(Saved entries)
┄┄┄┄┄┄┄┄┄┄

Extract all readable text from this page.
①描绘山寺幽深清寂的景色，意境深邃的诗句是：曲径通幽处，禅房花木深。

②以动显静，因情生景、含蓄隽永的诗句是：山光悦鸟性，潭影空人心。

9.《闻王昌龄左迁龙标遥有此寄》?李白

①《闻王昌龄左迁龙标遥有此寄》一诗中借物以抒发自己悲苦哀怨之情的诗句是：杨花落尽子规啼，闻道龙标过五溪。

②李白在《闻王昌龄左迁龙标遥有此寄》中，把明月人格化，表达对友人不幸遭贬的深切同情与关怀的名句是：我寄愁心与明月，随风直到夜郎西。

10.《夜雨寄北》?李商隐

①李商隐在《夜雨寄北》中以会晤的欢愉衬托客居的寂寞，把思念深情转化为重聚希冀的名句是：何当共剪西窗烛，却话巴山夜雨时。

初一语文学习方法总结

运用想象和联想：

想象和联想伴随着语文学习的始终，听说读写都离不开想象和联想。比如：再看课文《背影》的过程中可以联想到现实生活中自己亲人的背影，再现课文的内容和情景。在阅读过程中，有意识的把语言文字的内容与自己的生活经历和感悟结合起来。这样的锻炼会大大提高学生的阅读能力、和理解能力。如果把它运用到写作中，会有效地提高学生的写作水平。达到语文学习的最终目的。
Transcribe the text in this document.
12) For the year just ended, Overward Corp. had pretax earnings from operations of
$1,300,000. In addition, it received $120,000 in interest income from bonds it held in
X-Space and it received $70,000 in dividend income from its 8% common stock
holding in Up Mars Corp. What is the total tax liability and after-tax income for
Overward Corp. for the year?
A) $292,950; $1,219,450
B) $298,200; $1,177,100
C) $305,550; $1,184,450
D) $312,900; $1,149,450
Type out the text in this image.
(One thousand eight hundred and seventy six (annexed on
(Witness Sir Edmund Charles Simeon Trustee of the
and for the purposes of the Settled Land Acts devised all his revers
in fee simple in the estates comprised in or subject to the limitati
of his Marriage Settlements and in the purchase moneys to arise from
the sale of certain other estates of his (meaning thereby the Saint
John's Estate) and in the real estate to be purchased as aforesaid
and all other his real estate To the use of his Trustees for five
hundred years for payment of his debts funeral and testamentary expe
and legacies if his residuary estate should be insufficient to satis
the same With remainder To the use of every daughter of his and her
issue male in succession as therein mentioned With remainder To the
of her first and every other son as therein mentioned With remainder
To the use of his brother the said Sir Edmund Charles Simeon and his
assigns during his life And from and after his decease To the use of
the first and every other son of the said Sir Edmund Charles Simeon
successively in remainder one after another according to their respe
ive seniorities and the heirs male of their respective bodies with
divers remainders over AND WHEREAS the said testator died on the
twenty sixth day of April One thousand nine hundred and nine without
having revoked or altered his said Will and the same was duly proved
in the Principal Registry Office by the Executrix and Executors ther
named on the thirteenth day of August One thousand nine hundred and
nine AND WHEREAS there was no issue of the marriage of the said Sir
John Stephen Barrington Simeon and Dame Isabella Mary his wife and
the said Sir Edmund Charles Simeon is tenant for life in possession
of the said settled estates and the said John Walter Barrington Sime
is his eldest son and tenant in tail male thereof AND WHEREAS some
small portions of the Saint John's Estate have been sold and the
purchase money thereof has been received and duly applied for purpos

┄┄┄┄┄┄┄┄┄┄

Output the complete data exactly as written.

*EXERCISE SOLUTION*:
Extract all readable text from this page.
①描绘山寺幽深清寂的景色，意境深邃的诗句是：曲径通幽处，禅房花木深。

②以动显静，因情生景、含蓄隽永的诗句是：山光悦鸟性，潭影空人心。

9.《闻王昌龄左迁龙标遥有此寄》?李白

①《闻王昌龄左迁龙标遥有此寄》一诗中借物以抒发自己悲苦哀怨之情的诗句是：杨花落尽子规啼，闻道龙标过五溪。

②李白在《闻王昌龄左迁龙标遥有此寄》中，把明月人格化，表达对友人不幸遭贬的深切同情与关怀的名句是：我寄愁心与明月，随风直到夜郎西。

10.《夜雨寄北》?李商隐

①李商隐在《夜雨寄北》中以会晤的欢愉衬托客居的寂寞，把思念深情转化为重聚希冀的名句是：何当共剪西窗烛，却话巴山夜雨时。

初一语文学习方法总结

运用想象和联想：

想象和联想伴随着语文学习的始终，听说读写都离不开想象和联想。比如：再看课文《背影》的过程中可以联想到现实生活中自己亲人的背影，再现课文的内容和情景。在阅读过程中，有意识的把语言文字的内容与自己的生活经历和感悟结合起来。这样的锻炼会大大提高学生的阅读能力、和理解能力。如果把它运用到写作中，会有效地提高学生的写作水平。达到语文学习的最终目的。
Transcribe the text in this document.
12) For the year just ended, Overward Corp. had pretax earnings from operations of
$1,300,000. In addition, it received $120,000 in interest income from bonds it held in
X-Space and it received $70,000 in dividend income from its 8% common stock
holding in Up Mars Corp. What is the total tax liability and after-tax income for
Overward Corp. for the year?
A) $292,950; $1,219,450
B) $298,200; $1,177,100
C) $305,550; $1,184,450
D) $312,900; $1,149,450
Type out the text in this image.
(One thousand eight hundred and seventy six (annexed on
(Witness Sir Edmund Charles Simeon Trustee of the
and for the purposes of the Settled Land Acts devised all his revers
in fee simple in the estates comprised in or subject to the limitati
of his Marriage Settlements and in the purchase moneys to arise from
the sale of certain other estates of his (meaning thereby the Saint
John's Estate) and in the real estate to be purchased as aforesaid
and all other his real estate To the use of his Trustees for five
hundred years for payment of his debts funeral and testamentary expe
and legacies if his residuary estate should be insufficient to satis
the same With remainder To the use of every daughter of his and her
issue male in succession as therein mentioned With remainder To the
of her first and every other son as therein mentioned With remainder
To the use of his brother the said Sir Edmund Charles Simeon and his
assigns during his life And from and after his decease To the use of
the first and every other son of the said Sir Edmund Charles Simeon
successively in remainder one after another according to their respe
ive seniorities and the heirs male of their respective bodies with
divers remainders over AND WHEREAS the said testator died on the
twenty sixth day of April One thousand nine hundred and nine without
having revoked or altered his said Will and the same was duly proved
in the Principal Registry Office by the Executrix and Executors ther
named on the thirteenth day of August One thousand nine hundred and
nine AND WHEREAS there was no issue of the marriage of the said Sir
John Stephen Barrington Simeon and Dame Isabella Mary his wife and
the said Sir Edmund Charles Simeon is tenant for life in possession
of the said settled estates and the said John Walter Barrington Sime
is his eldest son and tenant in tail male thereof AND WHEREAS some
small portions of the Saint John's Estate have been sold and the
purchase money thereof has been received and duly applied for purpos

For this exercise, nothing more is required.